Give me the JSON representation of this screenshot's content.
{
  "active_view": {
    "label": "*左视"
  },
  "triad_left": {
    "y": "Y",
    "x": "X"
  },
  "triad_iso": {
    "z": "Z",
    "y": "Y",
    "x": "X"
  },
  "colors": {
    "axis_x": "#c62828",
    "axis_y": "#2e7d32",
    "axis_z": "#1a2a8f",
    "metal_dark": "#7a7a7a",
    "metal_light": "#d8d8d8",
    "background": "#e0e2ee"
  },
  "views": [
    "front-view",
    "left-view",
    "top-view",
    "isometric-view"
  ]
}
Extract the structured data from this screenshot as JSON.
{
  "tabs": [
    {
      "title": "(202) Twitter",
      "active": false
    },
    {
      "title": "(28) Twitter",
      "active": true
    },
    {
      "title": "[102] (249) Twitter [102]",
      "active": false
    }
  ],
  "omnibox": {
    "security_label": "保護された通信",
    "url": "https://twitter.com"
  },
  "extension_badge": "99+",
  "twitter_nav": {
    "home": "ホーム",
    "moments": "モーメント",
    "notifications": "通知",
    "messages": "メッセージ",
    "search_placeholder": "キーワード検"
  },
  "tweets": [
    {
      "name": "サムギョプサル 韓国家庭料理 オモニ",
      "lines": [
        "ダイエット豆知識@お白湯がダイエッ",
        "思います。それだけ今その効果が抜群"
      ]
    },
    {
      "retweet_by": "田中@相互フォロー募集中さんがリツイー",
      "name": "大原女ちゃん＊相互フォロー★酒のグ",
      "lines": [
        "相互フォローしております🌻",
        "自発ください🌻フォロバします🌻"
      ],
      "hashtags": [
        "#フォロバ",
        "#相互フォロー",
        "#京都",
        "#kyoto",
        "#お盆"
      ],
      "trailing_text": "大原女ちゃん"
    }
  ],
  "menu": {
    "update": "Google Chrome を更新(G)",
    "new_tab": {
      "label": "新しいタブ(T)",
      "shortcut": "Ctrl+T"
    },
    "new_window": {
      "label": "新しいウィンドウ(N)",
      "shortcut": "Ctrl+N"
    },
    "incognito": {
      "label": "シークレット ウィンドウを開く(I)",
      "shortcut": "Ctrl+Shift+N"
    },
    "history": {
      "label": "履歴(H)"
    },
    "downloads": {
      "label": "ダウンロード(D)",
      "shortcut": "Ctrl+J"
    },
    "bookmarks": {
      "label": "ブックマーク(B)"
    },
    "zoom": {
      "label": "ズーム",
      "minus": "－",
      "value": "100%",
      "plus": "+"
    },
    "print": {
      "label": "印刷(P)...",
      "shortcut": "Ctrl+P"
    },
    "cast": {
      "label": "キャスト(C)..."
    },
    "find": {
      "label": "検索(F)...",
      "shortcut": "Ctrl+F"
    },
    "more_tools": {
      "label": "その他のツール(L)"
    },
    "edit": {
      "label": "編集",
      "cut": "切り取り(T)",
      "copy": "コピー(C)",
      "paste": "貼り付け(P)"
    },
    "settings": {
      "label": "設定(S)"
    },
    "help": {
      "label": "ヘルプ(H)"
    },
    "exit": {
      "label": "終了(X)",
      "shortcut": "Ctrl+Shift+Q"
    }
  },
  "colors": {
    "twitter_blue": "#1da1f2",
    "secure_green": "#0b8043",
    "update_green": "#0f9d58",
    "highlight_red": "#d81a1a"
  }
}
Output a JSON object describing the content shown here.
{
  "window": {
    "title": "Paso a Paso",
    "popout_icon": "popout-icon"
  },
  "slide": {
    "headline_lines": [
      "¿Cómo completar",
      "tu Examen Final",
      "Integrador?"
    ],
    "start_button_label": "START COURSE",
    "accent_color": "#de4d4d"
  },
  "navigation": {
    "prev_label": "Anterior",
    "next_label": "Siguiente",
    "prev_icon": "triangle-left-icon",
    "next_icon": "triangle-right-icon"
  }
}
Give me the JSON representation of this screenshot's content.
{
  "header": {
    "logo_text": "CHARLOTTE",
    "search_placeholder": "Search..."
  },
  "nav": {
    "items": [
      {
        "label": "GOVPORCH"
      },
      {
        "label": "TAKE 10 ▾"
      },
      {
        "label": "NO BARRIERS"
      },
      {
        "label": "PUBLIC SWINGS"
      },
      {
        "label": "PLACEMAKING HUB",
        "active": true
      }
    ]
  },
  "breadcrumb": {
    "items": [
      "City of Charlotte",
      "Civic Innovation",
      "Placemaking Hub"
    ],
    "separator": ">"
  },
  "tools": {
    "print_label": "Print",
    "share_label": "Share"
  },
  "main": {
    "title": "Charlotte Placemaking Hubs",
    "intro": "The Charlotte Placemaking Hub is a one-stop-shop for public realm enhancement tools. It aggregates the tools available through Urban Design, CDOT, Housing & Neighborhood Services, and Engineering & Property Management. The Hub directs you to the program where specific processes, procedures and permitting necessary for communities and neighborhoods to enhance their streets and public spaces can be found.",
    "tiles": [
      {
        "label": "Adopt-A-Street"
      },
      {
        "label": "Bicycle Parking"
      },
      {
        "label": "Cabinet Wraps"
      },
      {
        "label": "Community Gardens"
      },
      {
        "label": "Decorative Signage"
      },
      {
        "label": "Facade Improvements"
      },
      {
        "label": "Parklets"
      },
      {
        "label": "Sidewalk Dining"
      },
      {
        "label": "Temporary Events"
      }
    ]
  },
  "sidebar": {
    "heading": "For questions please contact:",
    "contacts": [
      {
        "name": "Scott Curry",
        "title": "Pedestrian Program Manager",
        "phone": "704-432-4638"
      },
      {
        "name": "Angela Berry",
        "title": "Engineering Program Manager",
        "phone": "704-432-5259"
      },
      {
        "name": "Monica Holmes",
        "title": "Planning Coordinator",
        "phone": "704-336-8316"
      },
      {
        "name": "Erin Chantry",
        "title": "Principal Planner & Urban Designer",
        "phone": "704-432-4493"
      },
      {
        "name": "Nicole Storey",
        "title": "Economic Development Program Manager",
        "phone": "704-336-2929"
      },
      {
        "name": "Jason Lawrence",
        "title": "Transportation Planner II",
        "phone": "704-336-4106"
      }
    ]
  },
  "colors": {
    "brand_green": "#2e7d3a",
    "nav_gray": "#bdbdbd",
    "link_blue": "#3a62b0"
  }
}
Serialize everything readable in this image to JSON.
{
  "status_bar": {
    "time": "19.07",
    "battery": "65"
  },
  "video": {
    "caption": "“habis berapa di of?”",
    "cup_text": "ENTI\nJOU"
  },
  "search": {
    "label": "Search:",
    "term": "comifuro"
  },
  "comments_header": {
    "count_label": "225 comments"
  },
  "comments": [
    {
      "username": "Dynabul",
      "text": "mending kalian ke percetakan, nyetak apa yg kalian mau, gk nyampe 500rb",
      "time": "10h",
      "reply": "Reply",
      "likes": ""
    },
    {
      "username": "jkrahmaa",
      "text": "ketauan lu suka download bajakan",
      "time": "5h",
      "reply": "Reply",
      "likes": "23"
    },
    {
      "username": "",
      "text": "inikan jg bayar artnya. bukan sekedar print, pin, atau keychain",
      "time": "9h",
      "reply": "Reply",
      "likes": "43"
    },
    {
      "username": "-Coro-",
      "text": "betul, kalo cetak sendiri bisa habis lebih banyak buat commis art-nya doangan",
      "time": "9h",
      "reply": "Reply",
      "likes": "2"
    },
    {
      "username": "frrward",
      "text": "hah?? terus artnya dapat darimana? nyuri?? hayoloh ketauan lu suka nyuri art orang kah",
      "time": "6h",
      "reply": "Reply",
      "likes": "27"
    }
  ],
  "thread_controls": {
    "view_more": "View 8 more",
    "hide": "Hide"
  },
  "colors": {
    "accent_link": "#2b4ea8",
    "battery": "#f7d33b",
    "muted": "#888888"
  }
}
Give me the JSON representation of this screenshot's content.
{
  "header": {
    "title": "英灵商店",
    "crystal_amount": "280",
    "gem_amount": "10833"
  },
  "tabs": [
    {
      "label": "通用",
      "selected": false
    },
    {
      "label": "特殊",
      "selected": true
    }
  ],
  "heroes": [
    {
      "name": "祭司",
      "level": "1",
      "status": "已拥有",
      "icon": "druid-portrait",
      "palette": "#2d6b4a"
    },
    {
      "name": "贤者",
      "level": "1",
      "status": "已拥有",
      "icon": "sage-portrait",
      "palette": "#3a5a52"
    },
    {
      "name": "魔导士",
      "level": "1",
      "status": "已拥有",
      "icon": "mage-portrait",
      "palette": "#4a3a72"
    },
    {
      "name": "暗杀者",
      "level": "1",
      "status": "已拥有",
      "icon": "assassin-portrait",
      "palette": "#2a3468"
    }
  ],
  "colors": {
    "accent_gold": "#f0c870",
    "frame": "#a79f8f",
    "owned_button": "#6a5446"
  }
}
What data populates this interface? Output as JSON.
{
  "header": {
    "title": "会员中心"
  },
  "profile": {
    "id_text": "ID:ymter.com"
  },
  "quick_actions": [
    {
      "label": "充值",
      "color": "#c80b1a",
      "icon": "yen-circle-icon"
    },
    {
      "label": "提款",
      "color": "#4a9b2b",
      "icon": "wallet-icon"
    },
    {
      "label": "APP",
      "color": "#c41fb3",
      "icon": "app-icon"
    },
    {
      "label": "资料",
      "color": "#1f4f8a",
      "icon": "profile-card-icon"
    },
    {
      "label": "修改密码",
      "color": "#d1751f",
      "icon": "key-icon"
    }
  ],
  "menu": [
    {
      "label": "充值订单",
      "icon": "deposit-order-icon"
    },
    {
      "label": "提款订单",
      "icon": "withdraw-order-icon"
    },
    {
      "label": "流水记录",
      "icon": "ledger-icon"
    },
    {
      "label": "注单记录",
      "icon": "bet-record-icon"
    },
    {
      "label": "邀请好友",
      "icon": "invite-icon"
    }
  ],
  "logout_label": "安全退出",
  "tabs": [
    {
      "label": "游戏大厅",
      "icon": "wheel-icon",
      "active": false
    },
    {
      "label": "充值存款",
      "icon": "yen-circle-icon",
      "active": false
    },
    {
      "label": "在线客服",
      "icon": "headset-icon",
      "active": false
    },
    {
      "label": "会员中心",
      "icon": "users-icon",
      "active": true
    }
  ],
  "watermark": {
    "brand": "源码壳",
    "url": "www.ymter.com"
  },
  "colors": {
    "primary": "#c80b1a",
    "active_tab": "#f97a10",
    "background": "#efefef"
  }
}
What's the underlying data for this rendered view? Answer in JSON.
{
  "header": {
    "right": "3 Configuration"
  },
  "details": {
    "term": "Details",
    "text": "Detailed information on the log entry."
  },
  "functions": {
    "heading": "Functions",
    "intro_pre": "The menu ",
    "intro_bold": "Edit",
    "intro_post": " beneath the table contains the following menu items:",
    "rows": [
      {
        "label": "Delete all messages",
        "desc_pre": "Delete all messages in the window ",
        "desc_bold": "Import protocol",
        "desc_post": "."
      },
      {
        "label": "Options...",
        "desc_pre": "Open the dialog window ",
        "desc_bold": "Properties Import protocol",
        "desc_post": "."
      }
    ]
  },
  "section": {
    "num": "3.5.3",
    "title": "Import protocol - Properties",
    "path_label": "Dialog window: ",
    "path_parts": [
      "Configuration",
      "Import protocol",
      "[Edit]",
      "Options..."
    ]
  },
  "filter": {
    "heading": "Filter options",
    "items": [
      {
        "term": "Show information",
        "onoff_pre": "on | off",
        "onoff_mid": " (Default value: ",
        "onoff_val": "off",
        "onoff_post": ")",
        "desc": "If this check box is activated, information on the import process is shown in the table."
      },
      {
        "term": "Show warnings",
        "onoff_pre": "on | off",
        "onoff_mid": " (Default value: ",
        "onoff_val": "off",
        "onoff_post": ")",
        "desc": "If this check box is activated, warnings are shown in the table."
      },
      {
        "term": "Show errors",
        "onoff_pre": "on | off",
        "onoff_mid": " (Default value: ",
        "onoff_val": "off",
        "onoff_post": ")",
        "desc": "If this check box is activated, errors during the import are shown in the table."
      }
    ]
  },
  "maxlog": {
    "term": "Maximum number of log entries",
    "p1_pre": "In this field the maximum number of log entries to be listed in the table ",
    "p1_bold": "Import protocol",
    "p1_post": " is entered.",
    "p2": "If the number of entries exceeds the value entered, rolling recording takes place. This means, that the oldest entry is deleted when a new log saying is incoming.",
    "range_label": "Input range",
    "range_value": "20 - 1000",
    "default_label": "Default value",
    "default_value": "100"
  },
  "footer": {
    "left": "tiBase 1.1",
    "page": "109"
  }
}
──────────────────────────────
* Given request
Pull every line containing the word "大原女ちゃん" out of the entries above.

* Completed exercise
      "name": "大原女ちゃん＊相互フォロー★酒のグ",
      "trailing_text": "大原女ちゃん"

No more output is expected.